» What to work on
In the data below, find each line containing the string "крыши" and return it.

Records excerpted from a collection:
╭──

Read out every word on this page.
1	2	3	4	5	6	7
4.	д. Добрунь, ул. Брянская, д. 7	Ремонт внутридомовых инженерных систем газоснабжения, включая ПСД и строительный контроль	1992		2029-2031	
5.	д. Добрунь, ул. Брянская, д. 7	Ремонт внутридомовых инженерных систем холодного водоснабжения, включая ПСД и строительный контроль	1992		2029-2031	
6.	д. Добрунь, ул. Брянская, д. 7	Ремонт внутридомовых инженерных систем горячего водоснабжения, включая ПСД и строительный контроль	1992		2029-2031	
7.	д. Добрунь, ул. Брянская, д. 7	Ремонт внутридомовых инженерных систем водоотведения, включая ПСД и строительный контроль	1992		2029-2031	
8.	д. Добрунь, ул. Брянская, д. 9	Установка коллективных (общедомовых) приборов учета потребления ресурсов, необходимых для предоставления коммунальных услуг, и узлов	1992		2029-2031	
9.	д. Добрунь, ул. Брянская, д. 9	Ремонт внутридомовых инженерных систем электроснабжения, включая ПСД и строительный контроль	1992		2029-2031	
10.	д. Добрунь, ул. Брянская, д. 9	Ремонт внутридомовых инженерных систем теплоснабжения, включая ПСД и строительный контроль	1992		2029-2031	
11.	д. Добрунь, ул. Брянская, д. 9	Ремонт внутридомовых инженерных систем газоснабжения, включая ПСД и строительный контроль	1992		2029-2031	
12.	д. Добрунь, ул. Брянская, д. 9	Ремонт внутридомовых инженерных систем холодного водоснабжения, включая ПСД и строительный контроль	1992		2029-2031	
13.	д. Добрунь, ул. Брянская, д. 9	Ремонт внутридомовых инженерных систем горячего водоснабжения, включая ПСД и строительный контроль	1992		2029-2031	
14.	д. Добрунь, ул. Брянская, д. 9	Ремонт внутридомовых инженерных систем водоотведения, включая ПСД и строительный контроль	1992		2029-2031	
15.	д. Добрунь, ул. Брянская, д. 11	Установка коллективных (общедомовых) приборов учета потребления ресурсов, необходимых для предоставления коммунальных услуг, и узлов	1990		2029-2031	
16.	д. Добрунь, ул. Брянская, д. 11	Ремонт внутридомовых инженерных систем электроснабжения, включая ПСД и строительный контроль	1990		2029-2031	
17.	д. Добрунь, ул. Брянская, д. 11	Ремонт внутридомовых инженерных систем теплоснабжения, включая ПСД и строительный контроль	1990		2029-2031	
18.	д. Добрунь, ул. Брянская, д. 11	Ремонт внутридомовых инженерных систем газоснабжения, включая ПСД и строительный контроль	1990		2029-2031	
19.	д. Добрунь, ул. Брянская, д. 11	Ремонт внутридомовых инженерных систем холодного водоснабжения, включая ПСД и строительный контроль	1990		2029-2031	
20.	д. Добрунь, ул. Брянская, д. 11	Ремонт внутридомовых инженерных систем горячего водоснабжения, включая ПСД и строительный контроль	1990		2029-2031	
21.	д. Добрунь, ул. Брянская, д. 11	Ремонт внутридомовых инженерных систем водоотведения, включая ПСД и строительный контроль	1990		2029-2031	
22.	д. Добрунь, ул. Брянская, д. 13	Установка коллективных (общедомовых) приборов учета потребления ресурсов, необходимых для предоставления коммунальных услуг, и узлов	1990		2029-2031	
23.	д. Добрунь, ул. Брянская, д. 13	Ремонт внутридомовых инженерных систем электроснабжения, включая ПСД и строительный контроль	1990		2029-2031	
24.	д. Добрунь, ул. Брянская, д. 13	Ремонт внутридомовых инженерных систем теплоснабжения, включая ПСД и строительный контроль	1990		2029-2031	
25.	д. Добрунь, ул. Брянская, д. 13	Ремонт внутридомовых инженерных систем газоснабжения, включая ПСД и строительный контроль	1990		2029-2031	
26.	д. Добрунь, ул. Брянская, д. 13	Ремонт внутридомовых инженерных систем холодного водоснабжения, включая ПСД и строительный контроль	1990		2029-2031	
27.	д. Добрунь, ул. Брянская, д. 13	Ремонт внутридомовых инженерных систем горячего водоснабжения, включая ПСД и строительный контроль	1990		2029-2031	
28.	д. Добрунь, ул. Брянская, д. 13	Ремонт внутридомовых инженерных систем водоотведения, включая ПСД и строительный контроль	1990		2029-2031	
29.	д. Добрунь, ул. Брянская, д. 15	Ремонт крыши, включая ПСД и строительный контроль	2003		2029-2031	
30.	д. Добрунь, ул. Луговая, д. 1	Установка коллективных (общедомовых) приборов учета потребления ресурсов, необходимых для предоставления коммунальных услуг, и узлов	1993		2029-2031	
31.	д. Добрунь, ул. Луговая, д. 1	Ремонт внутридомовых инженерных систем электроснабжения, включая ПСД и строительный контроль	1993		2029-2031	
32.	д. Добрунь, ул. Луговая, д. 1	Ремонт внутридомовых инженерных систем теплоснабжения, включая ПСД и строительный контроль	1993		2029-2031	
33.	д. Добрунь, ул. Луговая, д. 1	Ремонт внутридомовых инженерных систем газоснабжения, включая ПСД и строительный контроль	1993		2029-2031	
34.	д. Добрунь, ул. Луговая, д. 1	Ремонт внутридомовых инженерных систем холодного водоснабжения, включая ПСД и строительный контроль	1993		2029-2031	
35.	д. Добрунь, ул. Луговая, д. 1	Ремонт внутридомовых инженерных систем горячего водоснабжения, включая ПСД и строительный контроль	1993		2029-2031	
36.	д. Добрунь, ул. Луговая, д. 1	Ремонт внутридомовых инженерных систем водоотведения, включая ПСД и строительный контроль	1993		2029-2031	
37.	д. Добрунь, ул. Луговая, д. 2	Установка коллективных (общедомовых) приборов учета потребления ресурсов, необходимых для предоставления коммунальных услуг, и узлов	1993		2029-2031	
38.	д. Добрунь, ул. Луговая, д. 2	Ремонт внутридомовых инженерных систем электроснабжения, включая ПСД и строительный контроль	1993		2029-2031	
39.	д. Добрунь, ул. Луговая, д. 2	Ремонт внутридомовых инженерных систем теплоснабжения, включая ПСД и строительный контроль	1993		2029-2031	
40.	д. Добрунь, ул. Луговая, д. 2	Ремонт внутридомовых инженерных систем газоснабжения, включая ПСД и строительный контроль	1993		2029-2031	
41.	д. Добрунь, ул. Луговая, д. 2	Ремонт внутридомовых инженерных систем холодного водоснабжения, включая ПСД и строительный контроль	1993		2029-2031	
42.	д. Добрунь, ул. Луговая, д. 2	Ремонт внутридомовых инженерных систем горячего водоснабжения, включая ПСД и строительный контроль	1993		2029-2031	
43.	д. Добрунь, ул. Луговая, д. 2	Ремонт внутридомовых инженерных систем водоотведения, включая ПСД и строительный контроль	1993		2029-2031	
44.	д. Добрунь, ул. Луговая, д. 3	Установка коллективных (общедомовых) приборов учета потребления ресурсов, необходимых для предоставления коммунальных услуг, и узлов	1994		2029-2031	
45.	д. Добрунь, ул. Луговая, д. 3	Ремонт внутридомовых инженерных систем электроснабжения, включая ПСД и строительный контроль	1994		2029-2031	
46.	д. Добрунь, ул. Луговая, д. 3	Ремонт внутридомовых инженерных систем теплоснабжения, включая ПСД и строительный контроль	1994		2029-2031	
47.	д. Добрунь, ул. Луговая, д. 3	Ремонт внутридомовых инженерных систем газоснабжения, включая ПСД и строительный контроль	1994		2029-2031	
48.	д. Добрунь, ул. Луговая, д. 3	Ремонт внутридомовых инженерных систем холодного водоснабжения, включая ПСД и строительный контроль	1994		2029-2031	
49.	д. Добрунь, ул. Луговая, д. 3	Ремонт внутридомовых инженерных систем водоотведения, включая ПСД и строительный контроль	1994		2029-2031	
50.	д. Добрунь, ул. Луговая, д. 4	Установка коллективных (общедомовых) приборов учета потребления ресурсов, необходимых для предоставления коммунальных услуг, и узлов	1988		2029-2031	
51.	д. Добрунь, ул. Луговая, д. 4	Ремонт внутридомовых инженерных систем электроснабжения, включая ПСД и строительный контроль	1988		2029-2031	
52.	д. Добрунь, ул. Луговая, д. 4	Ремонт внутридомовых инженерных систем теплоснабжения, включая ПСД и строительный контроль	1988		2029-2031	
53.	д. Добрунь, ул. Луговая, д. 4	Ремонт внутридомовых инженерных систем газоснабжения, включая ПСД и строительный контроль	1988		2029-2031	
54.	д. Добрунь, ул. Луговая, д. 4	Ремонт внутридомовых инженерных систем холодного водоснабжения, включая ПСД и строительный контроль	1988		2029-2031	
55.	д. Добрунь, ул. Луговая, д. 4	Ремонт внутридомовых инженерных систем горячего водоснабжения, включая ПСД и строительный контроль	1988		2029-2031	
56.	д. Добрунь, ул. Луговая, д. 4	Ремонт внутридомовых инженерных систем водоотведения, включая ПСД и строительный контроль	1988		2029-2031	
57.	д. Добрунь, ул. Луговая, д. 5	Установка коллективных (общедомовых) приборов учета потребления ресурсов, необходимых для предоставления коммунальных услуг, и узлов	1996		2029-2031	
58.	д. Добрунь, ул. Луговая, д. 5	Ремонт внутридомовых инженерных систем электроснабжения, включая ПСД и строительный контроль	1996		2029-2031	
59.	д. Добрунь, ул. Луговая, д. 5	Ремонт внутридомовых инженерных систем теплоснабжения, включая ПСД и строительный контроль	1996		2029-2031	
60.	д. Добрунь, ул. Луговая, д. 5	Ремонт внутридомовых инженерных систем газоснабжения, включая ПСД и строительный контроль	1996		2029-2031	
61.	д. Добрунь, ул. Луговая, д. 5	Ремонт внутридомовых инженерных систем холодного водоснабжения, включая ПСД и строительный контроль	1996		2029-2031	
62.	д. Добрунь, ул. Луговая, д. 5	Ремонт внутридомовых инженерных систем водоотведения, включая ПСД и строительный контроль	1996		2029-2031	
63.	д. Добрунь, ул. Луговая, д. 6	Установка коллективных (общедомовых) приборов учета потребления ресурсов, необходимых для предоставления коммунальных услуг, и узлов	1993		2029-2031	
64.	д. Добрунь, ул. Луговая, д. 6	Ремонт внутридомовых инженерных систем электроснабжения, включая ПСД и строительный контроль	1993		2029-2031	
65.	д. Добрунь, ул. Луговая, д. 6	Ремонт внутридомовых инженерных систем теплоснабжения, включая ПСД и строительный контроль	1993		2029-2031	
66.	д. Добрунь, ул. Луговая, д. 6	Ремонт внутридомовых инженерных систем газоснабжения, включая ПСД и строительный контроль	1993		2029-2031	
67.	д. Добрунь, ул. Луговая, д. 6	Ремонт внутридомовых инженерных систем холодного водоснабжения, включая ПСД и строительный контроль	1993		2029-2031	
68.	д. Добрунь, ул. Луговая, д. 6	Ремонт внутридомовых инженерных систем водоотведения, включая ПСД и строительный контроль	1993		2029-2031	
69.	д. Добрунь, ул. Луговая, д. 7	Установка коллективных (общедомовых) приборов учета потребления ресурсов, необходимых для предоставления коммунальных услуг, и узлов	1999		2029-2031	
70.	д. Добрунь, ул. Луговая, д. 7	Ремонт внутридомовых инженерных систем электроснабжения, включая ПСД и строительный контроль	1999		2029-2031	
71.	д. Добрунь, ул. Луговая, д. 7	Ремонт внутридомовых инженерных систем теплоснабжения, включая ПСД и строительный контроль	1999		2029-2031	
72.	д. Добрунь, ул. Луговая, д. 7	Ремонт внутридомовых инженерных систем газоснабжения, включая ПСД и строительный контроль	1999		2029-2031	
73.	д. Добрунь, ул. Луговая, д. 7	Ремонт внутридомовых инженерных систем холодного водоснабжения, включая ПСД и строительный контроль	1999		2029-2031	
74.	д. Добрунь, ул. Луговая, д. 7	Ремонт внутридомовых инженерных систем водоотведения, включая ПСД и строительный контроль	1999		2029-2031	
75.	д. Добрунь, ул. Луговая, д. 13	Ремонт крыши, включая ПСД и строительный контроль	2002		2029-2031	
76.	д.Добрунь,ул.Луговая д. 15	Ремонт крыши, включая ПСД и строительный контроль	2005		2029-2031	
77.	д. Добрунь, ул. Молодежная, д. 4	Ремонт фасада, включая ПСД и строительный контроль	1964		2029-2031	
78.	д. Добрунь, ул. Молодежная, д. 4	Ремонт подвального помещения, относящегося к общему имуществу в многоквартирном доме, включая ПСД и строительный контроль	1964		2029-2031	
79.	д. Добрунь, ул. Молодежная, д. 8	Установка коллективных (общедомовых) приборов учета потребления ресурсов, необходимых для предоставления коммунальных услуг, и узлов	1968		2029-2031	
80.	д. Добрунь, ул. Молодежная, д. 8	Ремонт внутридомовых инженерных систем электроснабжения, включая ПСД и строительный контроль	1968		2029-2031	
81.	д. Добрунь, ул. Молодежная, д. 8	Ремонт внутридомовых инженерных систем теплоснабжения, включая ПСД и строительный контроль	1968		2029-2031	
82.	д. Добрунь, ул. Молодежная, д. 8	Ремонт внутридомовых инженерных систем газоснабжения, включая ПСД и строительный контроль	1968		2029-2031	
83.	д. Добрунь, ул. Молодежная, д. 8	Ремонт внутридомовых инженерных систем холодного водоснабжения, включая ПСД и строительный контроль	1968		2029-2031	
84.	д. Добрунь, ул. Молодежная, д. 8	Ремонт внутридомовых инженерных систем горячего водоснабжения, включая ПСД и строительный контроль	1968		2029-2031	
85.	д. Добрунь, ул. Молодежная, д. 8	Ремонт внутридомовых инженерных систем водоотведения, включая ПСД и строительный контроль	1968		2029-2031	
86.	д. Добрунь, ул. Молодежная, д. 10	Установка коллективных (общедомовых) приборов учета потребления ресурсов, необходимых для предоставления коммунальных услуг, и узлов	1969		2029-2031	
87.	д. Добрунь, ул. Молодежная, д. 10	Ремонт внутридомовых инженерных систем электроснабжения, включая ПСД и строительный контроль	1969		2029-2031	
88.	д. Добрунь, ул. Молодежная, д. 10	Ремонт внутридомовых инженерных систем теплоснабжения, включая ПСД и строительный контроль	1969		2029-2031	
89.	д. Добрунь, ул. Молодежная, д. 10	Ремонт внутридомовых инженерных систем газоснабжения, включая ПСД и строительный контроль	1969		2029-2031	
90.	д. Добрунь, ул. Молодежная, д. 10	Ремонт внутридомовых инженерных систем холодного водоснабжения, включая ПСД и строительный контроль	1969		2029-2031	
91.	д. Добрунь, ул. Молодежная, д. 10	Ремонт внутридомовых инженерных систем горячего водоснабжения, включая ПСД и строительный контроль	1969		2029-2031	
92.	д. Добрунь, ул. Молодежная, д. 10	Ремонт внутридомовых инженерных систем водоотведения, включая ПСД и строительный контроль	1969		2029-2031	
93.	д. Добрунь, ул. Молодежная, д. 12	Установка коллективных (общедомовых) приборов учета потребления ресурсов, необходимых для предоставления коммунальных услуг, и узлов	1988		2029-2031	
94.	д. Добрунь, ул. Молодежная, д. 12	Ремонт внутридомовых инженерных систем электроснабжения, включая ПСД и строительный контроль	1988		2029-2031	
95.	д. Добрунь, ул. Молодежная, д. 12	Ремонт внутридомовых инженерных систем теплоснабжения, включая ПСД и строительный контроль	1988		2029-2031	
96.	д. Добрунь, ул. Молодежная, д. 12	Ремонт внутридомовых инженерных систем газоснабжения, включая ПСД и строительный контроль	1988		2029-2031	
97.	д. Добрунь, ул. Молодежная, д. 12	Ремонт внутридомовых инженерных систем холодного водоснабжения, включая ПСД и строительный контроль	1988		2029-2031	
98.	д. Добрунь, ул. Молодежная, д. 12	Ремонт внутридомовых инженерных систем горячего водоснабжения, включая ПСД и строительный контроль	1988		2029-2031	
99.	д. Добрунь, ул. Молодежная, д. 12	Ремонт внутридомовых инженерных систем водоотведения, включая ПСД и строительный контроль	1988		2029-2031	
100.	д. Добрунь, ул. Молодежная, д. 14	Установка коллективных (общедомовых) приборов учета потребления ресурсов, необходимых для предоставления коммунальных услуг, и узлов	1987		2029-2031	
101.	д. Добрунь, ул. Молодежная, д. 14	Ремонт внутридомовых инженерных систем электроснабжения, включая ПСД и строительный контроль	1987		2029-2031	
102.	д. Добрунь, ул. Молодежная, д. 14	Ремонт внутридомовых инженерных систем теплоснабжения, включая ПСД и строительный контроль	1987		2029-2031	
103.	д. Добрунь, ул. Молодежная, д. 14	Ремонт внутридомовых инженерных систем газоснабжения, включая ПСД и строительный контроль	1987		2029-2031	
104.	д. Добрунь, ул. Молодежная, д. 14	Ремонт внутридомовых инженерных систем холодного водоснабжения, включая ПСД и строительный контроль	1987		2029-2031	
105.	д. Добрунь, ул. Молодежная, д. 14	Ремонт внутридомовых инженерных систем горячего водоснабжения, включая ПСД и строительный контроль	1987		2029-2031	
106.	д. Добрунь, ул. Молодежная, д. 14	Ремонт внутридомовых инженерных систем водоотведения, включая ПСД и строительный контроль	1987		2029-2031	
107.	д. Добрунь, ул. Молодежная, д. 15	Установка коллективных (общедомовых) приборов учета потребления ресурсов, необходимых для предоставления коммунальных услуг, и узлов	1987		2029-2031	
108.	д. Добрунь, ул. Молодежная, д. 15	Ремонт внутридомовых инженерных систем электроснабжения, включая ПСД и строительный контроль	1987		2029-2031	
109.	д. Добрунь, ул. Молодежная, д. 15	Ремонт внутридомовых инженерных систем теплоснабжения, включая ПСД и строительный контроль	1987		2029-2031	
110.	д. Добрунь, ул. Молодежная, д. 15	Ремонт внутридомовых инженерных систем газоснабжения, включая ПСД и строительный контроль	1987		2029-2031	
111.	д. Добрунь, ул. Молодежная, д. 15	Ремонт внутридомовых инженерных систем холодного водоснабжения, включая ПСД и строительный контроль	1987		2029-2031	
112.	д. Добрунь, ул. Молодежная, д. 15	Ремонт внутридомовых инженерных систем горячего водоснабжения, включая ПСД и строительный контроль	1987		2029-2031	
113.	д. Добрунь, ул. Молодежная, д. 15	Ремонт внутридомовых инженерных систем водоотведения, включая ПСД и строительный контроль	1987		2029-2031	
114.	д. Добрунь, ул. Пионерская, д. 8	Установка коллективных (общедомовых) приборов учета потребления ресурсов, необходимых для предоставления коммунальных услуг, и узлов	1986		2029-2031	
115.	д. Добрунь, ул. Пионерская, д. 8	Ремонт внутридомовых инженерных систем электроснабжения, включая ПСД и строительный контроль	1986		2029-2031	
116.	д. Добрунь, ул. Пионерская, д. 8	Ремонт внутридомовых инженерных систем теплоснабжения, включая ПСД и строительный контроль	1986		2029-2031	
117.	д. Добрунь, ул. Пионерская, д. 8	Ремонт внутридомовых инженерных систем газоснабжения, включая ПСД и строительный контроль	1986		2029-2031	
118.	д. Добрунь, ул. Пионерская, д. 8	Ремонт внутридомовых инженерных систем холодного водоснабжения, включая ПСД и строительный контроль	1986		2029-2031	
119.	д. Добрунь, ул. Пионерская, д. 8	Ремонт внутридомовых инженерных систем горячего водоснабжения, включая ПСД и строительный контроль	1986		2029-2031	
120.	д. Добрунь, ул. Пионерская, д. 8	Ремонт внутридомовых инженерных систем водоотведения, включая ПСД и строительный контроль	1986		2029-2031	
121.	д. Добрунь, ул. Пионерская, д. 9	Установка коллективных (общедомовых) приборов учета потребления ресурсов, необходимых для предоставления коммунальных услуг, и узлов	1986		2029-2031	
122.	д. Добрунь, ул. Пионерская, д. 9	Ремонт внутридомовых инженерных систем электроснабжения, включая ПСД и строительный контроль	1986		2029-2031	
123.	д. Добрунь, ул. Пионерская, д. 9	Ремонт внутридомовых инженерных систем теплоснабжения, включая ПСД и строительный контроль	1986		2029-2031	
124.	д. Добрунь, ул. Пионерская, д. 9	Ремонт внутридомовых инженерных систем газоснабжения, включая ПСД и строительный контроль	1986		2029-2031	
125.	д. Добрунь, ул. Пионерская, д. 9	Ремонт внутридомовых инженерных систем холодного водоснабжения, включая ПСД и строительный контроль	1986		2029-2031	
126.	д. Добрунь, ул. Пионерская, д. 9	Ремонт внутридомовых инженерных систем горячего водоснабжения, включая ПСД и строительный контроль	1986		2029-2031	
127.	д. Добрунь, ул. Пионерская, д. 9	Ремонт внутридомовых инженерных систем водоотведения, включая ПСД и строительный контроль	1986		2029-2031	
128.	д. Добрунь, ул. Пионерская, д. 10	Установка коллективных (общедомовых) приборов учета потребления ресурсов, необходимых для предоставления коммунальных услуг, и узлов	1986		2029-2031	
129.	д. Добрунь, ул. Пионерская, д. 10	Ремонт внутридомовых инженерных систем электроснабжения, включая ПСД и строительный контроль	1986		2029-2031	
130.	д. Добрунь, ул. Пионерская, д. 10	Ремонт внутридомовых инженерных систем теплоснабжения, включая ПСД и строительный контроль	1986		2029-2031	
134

╰──

» Solution below
29.	д. Добрунь, ул. Брянская, д. 15	Ремонт крыши, включая ПСД и строительный контроль	2003		2029-2031	
75.	д. Добрунь, ул. Луговая, д. 13	Ремонт крыши, включая ПСД и строительный контроль	2002		2029-2031	
76.	д.Добрунь,ул.Луговая д. 15	Ремонт крыши, включая ПСД и строительный контроль	2005		2029-2031	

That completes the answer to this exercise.